• **CHALLENGE**:
Report each line of the data that has "close" somewhere in it.

• **DATASET EXTRACT**:
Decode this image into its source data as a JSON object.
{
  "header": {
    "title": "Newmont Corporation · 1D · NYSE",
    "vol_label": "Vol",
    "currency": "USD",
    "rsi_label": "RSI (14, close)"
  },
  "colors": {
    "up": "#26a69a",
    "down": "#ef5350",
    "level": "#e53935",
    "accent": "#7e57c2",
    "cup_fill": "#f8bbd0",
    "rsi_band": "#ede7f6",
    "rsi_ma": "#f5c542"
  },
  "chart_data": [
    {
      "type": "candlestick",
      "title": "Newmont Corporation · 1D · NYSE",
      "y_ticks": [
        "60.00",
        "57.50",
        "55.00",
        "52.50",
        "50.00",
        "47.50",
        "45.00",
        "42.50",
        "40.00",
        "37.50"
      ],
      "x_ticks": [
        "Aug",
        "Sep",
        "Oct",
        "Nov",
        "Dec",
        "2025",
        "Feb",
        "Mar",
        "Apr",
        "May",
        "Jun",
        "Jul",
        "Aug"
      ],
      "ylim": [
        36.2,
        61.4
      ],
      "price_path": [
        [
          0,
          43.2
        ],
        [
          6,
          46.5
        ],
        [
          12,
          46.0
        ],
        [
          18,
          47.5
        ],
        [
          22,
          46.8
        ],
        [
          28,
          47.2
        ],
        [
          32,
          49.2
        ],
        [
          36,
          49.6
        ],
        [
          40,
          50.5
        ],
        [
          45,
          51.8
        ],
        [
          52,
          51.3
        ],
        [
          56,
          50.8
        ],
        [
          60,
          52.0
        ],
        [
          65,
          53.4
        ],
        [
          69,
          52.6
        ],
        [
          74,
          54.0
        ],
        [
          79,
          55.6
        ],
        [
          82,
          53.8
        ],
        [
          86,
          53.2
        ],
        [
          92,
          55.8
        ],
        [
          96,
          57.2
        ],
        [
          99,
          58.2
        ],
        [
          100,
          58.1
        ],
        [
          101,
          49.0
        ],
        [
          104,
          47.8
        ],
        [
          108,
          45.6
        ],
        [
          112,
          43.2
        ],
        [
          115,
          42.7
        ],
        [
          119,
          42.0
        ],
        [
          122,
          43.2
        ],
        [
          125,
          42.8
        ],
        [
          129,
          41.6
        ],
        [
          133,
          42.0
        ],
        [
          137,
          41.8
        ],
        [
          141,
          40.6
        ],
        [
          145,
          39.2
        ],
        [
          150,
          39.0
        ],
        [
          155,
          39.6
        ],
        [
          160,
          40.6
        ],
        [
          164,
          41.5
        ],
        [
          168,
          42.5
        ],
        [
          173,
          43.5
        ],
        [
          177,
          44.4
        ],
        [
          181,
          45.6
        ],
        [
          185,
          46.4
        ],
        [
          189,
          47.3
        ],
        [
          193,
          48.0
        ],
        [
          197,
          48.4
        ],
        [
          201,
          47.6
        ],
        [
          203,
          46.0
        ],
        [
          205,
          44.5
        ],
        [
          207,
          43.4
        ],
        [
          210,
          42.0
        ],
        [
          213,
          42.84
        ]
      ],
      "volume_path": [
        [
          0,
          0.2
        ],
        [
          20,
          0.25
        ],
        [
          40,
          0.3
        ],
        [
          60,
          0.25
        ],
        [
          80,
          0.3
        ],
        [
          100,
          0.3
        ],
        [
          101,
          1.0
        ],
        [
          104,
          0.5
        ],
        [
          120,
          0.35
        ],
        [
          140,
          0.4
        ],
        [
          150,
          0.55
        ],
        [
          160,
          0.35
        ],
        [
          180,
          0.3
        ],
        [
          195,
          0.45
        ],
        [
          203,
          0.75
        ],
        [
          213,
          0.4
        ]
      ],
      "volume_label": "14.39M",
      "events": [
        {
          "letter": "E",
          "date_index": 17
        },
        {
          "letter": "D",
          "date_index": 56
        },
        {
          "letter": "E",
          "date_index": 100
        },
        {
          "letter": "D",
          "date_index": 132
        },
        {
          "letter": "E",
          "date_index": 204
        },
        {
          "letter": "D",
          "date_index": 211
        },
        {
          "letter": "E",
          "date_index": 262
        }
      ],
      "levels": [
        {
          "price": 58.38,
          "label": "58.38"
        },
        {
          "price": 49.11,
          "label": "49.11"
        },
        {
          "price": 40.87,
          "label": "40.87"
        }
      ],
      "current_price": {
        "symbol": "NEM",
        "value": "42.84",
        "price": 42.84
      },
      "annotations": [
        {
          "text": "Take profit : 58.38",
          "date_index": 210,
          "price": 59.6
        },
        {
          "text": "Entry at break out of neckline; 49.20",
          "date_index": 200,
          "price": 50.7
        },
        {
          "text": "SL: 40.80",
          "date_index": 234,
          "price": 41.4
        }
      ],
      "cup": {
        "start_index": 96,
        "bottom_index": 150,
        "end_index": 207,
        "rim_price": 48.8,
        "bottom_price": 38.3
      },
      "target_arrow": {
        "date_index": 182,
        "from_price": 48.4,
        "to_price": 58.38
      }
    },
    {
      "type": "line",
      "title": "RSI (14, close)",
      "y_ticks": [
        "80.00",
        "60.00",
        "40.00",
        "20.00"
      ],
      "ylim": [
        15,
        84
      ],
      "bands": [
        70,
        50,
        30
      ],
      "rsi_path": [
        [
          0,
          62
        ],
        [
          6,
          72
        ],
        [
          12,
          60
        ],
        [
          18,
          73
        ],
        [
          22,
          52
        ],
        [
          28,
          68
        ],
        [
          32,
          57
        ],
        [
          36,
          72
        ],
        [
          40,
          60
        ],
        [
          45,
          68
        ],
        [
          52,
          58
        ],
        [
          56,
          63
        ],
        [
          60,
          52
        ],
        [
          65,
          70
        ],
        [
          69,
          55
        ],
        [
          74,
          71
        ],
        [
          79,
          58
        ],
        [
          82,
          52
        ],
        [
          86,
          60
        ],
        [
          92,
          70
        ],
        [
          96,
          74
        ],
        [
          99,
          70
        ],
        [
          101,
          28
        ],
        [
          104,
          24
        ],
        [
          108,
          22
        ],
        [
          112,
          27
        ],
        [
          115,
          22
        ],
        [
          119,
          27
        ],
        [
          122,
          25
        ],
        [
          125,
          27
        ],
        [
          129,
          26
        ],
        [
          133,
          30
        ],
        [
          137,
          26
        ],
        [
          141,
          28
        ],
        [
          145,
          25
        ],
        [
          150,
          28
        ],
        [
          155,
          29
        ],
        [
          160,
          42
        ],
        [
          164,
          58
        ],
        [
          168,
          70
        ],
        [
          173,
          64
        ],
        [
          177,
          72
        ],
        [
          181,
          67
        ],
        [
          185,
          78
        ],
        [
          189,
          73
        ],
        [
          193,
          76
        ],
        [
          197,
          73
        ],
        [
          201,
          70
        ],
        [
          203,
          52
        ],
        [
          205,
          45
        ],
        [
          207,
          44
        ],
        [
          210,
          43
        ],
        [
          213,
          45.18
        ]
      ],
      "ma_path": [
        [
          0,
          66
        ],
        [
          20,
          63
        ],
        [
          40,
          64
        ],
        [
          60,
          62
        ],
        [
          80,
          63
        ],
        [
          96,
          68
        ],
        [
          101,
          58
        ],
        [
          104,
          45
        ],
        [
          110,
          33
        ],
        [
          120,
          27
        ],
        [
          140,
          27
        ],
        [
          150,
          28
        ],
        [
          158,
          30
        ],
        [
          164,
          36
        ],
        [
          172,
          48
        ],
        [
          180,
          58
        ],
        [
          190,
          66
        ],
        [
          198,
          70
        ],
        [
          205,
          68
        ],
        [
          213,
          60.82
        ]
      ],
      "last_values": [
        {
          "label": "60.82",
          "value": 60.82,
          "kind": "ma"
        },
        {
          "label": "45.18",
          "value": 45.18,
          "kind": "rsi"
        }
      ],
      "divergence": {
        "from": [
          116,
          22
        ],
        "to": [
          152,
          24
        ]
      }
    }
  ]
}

• **REPLY**:
    "rsi_label": "RSI (14, close)"
      "title": "RSI (14, close)",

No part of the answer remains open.